### REQUIRED TASK
Reproduce without any changes the lines of the records below, from the line containing "symbol-info bbox=[386, 836, 433, 856]" through the line containing "564, 861, 574]", including both of those lines.

### Annotated element listings
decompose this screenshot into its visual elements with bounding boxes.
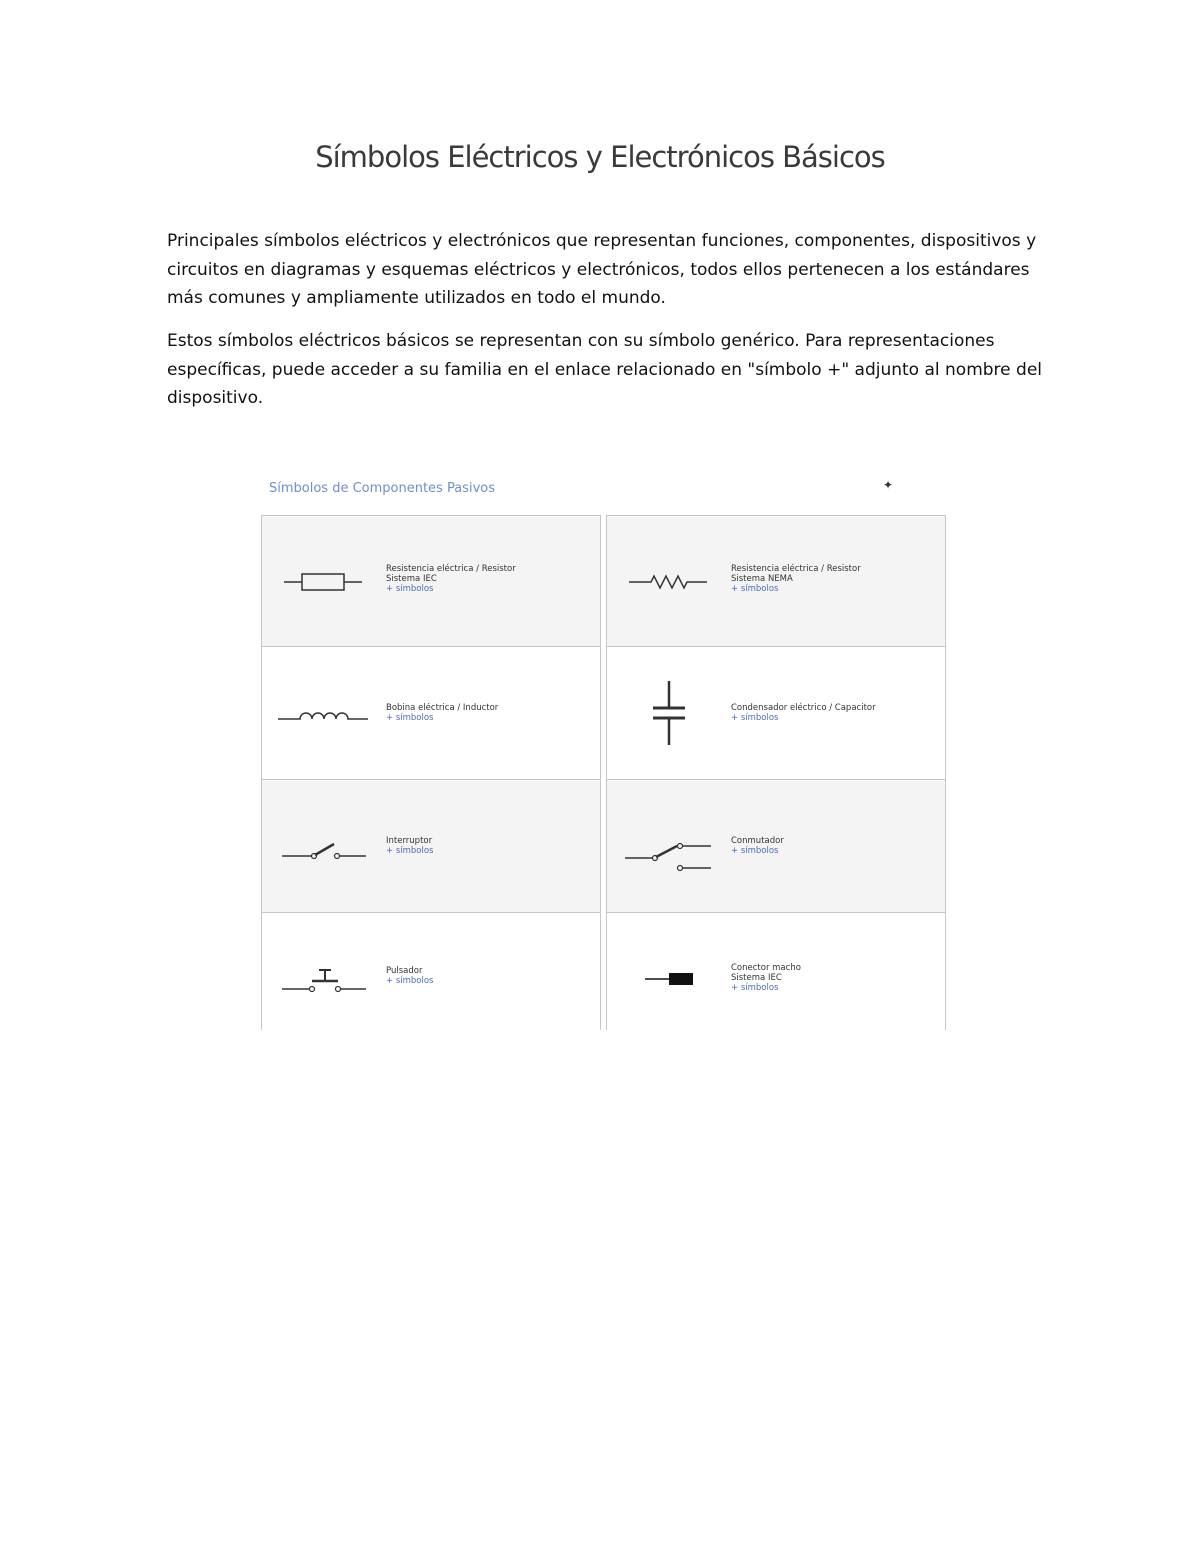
symbol-info bbox=[386, 836, 433, 856]
symbol-name: Resistencia eléctrica / Resistor bbox=[386, 564, 516, 574]
symbol-info bbox=[731, 564, 861, 594]
symbol-name: Resistencia eléctrica / Resistor bbox=[731, 564, 861, 574]
page-title: Símbolos Eléctricos y Electrónicos Básicos bbox=[315, 140, 885, 174]
symbol-detail: Sistema IEC bbox=[731, 973, 782, 983]
symbol-info bbox=[731, 703, 876, 723]
symbol-name: Bobina eléctrica / Inductor bbox=[386, 703, 499, 713]
symbol-cell-changeover-switch bbox=[606, 779, 946, 913]
symbol-cell-male-connector bbox=[606, 912, 946, 1030]
switch-icon bbox=[272, 832, 372, 872]
symbol-cell-switch bbox=[261, 779, 601, 913]
symbol-detail: Sistema IEC bbox=[386, 574, 437, 584]
symbol-info bbox=[731, 963, 801, 993]
symbols-grid bbox=[261, 515, 949, 1030]
symbol-cell-resistor-iec bbox=[261, 515, 601, 647]
symbol-cell-capacitor bbox=[606, 646, 946, 780]
description-paragraph: Estos símbolos eléctricos básicos se representan con su símbolo genérico. Para representaciones específicas, puede acceder a su familia en el enlace relacionado en "símbolo +" adjunto al nombre del dispositivo. bbox=[167, 331, 1043, 408]
symbol-info bbox=[386, 703, 498, 723]
figure-title: Símbolos de Componentes Pasivos bbox=[269, 481, 495, 496]
symbol-cell-pushbutton bbox=[261, 912, 601, 1030]
symbol-info bbox=[731, 836, 784, 856]
more-symbols-link[interactable]: + símbolos bbox=[386, 976, 434, 986]
more-symbols-link[interactable]: + símbolos bbox=[731, 983, 779, 993]
capacitor-icon bbox=[617, 679, 717, 749]
symbol-cell-resistor-nema bbox=[606, 515, 946, 647]
more-symbols-link[interactable]: + símbolos bbox=[386, 584, 434, 594]
corner-mark-icon: ✦ bbox=[883, 478, 894, 492]
symbol-name: Pulsador bbox=[386, 966, 423, 976]
pushbutton-icon bbox=[272, 961, 372, 1001]
symbol-name: Conmutador bbox=[731, 836, 784, 846]
symbol-detail: Sistema NEMA bbox=[731, 574, 793, 584]
more-symbols-link[interactable]: + símbolos bbox=[386, 713, 434, 723]
more-symbols-link[interactable]: + símbolos bbox=[731, 713, 779, 723]
symbol-info bbox=[386, 564, 516, 594]
symbol-info bbox=[386, 966, 433, 986]
resistor-iec-icon bbox=[272, 562, 372, 602]
male-connector-icon bbox=[617, 959, 717, 999]
symbol-name: Conector macho bbox=[731, 963, 801, 973]
symbol-name: Interruptor bbox=[386, 836, 433, 846]
more-symbols-link[interactable]: + símbolos bbox=[731, 846, 779, 856]
symbol-name: Condensador eléctrico / Capacitor bbox=[731, 703, 876, 713]
more-symbols-link[interactable]: + símbolos bbox=[731, 584, 779, 594]
intro-paragraph: Principales símbolos eléctricos y electrónicos que representan funciones, componentes, dispositivos y circuitos en diagramas y esquemas eléctricos y electrónicos, todos ellos pertenecen a los estándares más comunes y ampliamente utilizados en todo el mundo. bbox=[167, 231, 1037, 308]
symbols-figure bbox=[258, 470, 953, 1030]
symbol-cell-inductor bbox=[261, 646, 601, 780]
inductor-icon bbox=[272, 693, 372, 733]
more-symbols-link[interactable]: + símbolos bbox=[386, 846, 434, 856]
changeover-switch-icon bbox=[617, 830, 717, 874]
resistor-nema-icon bbox=[617, 562, 717, 602]
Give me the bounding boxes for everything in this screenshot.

### TASK ANSWER
symbol-info bbox=[386, 836, 433, 856]
symbol-name: Resistencia eléctrica / Resistor bbox=[386, 564, 516, 574]
symbol-info bbox=[731, 564, 861, 594]
symbol-name: Resistencia eléctrica / Resistor bbox=[731, 564, 861, 574]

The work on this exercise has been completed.